[Records contained in a dataset]
────────

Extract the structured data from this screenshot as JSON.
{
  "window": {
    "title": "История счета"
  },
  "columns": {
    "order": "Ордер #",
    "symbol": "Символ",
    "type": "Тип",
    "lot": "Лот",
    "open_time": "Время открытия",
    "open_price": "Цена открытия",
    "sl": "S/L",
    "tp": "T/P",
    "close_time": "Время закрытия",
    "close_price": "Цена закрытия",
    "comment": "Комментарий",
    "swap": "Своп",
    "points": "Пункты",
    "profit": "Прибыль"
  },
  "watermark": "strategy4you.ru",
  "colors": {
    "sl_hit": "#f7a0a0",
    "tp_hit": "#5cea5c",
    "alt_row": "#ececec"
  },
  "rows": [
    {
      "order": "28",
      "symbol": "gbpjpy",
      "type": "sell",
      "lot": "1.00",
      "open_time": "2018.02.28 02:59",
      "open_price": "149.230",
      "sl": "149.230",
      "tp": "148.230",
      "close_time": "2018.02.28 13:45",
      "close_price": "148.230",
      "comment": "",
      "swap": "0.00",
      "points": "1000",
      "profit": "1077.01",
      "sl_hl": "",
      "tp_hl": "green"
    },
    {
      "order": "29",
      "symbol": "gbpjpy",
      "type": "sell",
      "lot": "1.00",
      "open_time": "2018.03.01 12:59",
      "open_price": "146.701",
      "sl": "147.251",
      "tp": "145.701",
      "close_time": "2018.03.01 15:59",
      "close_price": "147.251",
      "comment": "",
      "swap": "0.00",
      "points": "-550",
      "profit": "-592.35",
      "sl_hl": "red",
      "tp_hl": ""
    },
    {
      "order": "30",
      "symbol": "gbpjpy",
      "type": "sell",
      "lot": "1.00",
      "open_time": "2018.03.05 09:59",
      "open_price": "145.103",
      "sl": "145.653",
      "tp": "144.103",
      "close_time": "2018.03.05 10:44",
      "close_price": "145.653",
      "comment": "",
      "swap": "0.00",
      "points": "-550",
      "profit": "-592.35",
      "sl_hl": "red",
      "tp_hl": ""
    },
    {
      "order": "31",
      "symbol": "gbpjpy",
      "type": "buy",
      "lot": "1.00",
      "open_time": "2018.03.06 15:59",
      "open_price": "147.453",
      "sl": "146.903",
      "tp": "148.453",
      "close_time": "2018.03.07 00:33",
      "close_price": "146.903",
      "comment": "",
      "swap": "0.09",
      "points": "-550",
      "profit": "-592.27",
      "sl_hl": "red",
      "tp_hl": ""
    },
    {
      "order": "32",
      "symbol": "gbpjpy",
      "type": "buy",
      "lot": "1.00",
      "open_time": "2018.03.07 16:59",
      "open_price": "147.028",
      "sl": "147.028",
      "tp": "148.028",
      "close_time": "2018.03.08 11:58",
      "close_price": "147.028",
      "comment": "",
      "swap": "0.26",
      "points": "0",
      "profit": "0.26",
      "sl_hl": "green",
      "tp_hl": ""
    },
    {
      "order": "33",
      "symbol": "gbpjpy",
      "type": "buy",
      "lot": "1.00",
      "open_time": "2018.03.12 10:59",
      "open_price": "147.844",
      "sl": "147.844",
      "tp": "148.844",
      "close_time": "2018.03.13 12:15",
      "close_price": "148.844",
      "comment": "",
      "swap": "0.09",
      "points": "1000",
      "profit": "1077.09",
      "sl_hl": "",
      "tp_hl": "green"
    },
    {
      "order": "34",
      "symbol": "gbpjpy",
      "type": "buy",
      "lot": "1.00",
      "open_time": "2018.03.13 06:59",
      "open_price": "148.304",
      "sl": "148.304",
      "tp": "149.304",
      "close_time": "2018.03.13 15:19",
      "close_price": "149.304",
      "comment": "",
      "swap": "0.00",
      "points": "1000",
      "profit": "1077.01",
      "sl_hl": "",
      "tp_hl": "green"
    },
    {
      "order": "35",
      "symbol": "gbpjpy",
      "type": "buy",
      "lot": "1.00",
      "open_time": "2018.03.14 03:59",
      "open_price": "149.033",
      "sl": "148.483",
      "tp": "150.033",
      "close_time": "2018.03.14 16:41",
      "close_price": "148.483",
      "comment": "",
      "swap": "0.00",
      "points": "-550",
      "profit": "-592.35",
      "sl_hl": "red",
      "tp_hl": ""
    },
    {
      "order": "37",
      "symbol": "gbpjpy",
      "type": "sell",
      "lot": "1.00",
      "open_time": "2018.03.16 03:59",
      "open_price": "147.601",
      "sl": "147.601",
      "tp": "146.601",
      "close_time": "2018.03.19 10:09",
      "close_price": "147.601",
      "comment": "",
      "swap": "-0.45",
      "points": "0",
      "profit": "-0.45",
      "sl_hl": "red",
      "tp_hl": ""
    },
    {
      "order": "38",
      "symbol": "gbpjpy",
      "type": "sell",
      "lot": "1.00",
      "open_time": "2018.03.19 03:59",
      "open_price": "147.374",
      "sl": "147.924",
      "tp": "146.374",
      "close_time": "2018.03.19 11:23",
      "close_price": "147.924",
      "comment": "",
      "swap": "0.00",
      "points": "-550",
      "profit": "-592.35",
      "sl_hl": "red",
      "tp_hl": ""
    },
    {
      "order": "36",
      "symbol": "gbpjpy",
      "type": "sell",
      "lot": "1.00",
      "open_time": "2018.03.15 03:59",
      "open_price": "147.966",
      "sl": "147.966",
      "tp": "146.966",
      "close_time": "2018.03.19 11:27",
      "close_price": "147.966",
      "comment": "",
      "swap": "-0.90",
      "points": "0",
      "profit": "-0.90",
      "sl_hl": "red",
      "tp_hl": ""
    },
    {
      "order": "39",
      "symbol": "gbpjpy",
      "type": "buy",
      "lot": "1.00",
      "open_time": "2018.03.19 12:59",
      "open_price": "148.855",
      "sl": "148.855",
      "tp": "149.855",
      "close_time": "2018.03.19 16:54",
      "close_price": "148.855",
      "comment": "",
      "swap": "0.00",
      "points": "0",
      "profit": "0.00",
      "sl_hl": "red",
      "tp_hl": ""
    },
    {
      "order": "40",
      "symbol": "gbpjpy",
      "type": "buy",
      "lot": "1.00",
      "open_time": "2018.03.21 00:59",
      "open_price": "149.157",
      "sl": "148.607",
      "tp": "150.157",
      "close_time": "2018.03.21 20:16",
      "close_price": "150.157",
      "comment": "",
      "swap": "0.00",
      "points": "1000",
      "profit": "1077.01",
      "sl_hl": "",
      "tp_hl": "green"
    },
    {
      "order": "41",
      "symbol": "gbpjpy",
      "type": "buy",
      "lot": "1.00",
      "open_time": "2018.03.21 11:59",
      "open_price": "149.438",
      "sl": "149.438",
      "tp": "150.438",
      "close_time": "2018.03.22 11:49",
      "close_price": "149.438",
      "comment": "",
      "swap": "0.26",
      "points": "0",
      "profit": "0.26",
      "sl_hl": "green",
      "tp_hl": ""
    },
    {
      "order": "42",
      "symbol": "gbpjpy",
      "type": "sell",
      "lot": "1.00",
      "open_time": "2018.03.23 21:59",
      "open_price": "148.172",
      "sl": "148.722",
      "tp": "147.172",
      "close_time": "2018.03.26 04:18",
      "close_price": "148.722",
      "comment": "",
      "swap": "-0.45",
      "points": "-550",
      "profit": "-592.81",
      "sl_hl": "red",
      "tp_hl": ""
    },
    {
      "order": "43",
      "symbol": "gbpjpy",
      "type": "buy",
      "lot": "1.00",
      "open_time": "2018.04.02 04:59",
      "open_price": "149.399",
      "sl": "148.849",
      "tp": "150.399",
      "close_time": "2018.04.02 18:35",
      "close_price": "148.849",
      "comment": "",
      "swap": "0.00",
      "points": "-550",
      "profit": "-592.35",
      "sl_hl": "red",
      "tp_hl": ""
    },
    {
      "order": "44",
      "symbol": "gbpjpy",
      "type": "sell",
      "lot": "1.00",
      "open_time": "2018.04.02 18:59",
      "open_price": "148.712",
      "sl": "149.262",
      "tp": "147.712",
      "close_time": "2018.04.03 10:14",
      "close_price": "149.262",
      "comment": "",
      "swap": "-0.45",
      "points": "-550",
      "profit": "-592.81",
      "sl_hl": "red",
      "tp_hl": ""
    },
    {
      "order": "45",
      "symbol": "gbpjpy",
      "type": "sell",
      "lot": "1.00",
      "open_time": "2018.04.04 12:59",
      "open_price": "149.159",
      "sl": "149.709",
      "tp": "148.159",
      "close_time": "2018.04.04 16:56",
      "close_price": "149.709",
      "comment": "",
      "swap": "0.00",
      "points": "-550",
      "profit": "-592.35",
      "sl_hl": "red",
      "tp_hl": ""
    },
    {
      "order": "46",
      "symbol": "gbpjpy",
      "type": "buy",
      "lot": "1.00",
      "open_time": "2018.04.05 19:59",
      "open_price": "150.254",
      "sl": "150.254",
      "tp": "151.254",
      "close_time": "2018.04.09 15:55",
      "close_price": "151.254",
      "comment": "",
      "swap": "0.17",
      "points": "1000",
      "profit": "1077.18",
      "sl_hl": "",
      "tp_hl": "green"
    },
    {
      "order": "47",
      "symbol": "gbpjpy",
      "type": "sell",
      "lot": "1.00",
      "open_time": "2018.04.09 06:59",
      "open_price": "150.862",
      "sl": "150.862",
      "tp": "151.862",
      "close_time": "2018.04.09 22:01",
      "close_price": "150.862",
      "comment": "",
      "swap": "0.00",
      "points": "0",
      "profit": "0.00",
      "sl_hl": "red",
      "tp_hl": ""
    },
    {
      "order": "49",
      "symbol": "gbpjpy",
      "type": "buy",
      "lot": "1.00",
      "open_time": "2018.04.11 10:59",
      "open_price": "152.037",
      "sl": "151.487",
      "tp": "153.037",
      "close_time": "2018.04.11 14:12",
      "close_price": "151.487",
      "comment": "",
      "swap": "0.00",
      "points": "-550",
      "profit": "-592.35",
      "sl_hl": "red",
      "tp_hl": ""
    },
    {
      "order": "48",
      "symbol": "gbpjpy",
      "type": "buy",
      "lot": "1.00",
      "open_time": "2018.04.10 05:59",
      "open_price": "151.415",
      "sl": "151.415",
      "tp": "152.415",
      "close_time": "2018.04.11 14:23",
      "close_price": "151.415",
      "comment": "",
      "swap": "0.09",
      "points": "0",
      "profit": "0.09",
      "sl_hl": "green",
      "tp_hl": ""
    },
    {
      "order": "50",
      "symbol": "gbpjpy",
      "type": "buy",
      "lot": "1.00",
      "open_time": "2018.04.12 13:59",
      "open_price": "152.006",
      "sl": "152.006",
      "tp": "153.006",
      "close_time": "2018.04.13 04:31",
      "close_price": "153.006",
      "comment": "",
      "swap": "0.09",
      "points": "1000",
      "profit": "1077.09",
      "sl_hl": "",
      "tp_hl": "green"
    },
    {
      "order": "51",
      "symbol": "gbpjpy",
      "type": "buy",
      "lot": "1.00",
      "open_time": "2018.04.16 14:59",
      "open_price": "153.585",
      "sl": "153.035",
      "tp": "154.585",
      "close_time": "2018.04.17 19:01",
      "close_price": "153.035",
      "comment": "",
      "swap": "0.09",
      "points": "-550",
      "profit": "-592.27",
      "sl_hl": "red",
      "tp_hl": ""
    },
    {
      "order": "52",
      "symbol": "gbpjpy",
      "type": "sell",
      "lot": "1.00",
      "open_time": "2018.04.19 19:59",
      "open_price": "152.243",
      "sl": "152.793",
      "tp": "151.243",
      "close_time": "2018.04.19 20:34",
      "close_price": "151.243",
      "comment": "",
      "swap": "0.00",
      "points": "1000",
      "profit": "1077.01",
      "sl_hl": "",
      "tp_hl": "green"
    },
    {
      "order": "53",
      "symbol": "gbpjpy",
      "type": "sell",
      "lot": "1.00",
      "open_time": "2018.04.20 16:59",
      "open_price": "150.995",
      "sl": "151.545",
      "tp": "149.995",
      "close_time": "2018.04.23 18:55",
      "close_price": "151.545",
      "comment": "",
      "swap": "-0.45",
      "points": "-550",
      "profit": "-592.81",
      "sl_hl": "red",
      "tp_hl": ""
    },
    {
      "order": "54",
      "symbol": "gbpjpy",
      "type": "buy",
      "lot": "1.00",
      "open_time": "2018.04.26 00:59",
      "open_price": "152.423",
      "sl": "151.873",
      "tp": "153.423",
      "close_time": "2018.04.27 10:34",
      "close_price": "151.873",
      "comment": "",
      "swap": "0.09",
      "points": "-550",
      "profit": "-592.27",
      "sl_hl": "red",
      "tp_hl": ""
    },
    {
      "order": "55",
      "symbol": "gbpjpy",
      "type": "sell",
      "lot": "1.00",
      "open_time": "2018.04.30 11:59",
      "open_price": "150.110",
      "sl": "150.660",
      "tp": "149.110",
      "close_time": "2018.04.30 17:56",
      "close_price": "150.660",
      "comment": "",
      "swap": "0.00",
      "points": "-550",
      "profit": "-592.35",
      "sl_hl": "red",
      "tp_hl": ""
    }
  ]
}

────────

• [WORK REQUIRED]: From the data above, copy each line that holds "открытия".

• [FULL OUTPUT]:
    "open_time": "Время открытия",
    "open_price": "Цена открытия",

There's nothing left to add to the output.